## RECORD EXTRACTS

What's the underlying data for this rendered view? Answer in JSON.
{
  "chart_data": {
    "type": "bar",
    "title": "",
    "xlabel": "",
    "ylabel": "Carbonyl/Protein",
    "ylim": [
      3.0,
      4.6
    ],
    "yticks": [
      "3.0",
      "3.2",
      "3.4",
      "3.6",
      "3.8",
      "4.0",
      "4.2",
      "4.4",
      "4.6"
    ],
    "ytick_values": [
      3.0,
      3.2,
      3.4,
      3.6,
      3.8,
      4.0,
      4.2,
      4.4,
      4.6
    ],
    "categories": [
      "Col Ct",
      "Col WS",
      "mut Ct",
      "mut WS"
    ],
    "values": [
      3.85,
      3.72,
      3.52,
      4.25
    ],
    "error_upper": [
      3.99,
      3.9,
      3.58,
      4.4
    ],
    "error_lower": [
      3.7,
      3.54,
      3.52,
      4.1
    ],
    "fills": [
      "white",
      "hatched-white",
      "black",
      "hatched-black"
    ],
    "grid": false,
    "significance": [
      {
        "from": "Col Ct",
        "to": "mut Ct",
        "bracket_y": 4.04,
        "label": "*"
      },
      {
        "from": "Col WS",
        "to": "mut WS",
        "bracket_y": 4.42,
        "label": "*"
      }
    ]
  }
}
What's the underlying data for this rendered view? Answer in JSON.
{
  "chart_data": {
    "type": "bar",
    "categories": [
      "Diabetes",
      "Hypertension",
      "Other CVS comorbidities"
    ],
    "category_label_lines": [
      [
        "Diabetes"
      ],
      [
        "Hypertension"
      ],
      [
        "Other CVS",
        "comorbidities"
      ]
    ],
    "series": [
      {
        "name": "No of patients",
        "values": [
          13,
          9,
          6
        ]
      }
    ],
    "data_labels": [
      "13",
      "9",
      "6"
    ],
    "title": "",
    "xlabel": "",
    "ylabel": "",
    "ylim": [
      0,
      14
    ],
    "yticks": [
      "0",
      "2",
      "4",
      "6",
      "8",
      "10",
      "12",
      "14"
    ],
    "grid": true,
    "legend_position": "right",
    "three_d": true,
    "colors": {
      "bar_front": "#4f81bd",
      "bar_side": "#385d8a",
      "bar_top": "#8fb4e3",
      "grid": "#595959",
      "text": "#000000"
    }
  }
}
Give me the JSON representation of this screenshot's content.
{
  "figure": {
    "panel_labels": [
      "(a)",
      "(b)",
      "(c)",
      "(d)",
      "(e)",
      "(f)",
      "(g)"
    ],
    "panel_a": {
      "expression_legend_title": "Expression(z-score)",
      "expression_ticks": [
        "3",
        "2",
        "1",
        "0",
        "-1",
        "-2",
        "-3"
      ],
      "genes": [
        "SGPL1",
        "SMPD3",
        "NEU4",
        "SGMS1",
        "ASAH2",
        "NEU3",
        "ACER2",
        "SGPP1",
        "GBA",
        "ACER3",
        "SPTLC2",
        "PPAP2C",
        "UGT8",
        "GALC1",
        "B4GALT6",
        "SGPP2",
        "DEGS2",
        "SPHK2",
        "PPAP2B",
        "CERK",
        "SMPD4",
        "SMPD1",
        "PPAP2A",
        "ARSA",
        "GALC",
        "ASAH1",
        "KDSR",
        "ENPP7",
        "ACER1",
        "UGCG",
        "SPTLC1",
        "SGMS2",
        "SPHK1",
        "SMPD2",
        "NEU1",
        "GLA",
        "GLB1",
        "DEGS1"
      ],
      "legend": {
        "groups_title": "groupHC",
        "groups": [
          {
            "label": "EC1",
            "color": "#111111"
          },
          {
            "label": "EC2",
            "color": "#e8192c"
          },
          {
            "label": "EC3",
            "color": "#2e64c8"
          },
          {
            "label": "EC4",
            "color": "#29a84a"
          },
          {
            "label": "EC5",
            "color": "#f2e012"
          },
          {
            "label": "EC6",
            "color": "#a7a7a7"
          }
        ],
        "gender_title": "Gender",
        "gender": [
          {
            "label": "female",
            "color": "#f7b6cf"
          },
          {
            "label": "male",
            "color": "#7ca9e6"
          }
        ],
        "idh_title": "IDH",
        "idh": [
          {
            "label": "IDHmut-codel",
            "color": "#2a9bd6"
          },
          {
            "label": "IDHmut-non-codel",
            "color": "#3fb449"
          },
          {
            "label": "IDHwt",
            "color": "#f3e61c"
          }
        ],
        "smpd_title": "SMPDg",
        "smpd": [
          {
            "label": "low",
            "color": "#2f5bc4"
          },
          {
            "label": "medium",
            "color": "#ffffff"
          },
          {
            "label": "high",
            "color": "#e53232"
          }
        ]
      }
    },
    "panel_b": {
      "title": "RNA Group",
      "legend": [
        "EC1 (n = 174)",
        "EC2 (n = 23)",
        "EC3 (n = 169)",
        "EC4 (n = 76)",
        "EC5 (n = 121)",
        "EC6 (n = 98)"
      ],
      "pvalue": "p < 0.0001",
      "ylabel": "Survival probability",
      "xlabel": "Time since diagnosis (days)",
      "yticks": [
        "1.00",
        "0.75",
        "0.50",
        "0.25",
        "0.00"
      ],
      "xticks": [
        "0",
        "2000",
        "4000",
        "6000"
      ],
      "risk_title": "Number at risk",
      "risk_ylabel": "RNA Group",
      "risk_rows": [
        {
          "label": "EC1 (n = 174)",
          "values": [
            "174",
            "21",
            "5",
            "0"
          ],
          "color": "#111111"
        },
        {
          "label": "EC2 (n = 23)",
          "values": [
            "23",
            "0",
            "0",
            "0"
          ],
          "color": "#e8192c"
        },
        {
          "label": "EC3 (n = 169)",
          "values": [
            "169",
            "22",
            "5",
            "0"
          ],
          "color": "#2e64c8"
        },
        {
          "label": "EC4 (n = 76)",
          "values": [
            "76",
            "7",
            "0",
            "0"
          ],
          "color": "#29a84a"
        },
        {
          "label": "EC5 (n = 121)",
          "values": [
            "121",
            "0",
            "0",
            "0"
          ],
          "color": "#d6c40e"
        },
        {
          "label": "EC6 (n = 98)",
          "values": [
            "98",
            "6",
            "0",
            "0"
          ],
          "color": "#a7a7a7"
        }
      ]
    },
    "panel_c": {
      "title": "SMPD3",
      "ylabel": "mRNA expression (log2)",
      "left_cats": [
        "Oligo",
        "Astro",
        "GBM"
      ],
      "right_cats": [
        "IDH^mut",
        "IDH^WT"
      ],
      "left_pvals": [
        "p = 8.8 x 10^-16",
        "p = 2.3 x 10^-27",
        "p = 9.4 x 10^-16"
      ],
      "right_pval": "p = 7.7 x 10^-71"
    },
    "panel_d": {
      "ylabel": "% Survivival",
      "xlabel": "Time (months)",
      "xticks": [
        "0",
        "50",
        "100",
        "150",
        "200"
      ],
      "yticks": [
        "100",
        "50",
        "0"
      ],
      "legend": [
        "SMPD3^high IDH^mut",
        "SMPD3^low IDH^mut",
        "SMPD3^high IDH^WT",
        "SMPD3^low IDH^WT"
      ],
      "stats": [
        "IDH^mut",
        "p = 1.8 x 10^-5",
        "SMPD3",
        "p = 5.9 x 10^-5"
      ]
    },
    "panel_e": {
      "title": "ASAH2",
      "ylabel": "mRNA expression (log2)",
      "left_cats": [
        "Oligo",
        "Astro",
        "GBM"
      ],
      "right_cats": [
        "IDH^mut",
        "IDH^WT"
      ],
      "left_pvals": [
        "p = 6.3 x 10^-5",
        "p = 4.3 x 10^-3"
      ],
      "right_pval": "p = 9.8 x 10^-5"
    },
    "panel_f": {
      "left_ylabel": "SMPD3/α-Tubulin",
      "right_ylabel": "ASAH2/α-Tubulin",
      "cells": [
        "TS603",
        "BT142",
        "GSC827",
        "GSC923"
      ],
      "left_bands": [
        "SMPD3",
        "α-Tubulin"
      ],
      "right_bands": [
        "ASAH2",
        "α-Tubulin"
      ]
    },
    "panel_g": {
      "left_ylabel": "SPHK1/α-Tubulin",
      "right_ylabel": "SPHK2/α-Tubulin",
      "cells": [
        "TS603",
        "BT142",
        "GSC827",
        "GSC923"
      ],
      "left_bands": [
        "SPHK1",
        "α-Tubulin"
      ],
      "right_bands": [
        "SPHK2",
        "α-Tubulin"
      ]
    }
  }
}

## WHAT YOU HAVE TO DO
A single number is expected here: the count of lines in the material above with "xlabel" in them.

## PROBLEM SOLUTION
4